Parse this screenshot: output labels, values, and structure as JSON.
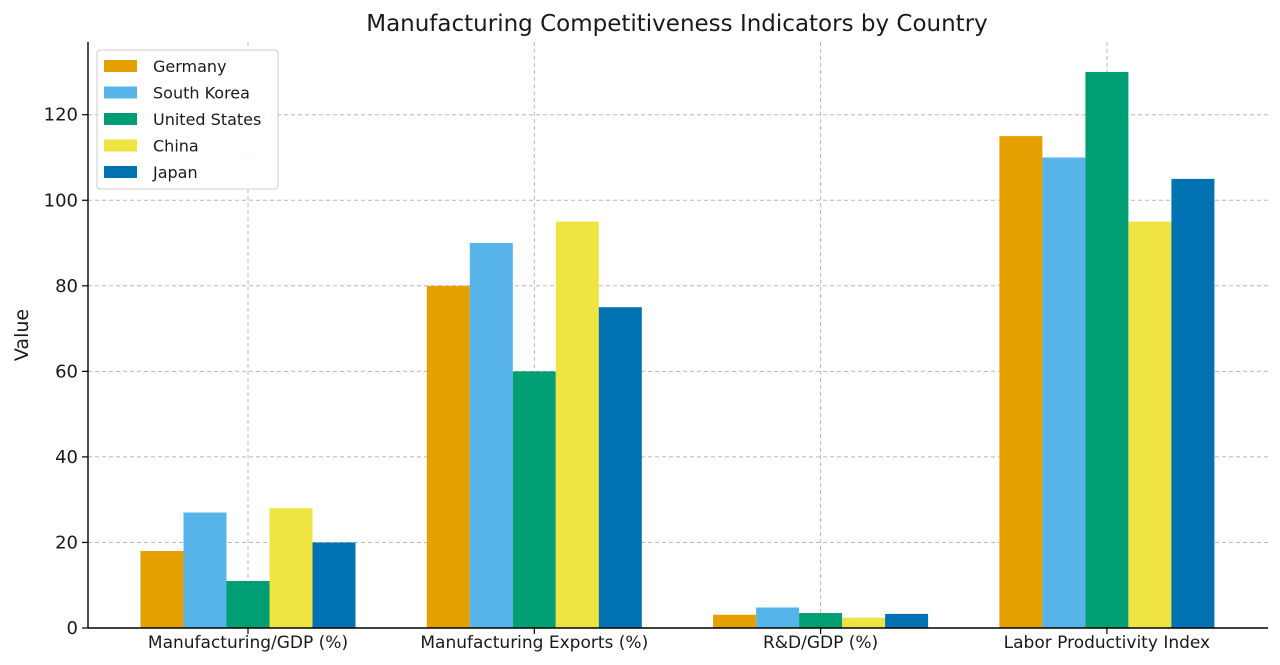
{
  "chart_data": {
    "type": "bar",
    "title": "Manufacturing Competitiveness Indicators by Country",
    "xlabel": "",
    "ylabel": "Value",
    "ylim": [
      0,
      137
    ],
    "yticks": [
      0,
      20,
      40,
      60,
      80,
      100,
      120
    ],
    "grid": true,
    "legend_position": "top-left",
    "categories": [
      "Manufacturing/GDP (%)",
      "Manufacturing Exports (%)",
      "R&D/GDP (%)",
      "Labor Productivity Index"
    ],
    "series": [
      {
        "name": "Germany",
        "color": "#E69F00",
        "values": [
          18,
          80,
          3.1,
          115
        ]
      },
      {
        "name": "South Korea",
        "color": "#56B4E9",
        "values": [
          27,
          90,
          4.8,
          110
        ]
      },
      {
        "name": "United States",
        "color": "#009E73",
        "values": [
          11,
          60,
          3.5,
          130
        ]
      },
      {
        "name": "China",
        "color": "#F0E442",
        "values": [
          28,
          95,
          2.4,
          95
        ]
      },
      {
        "name": "Japan",
        "color": "#0072B2",
        "values": [
          20,
          75,
          3.3,
          105
        ]
      }
    ]
  }
}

━━━━

Request
What is needed is an exact reproduction of the data, pictures excluded.

Finished answer
Parse this screenshot: output labels, values, and structure as JSON.
{
  "chart_data": {
    "type": "bar",
    "title": "Manufacturing Competitiveness Indicators by Country",
    "xlabel": "",
    "ylabel": "Value",
    "ylim": [
      0,
      137
    ],
    "yticks": [
      0,
      20,
      40,
      60,
      80,
      100,
      120
    ],
    "grid": true,
    "legend_position": "top-left",
    "categories": [
      "Manufacturing/GDP (%)",
      "Manufacturing Exports (%)",
      "R&D/GDP (%)",
      "Labor Productivity Index"
    ],
    "series": [
      {
        "name": "Germany",
        "color": "#E69F00",
        "values": [
          18,
          80,
          3.1,
          115
        ]
      },
      {
        "name": "South Korea",
        "color": "#56B4E9",
        "values": [
          27,
          90,
          4.8,
          110
        ]
      },
      {
        "name": "United States",
        "color": "#009E73",
        "values": [
          11,
          60,
          3.5,
          130
        ]
      },
      {
        "name": "China",
        "color": "#F0E442",
        "values": [
          28,
          95,
          2.4,
          95
        ]
      },
      {
        "name": "Japan",
        "color": "#0072B2",
        "values": [
          20,
          75,
          3.3,
          105
        ]
      }
    ]
  }
}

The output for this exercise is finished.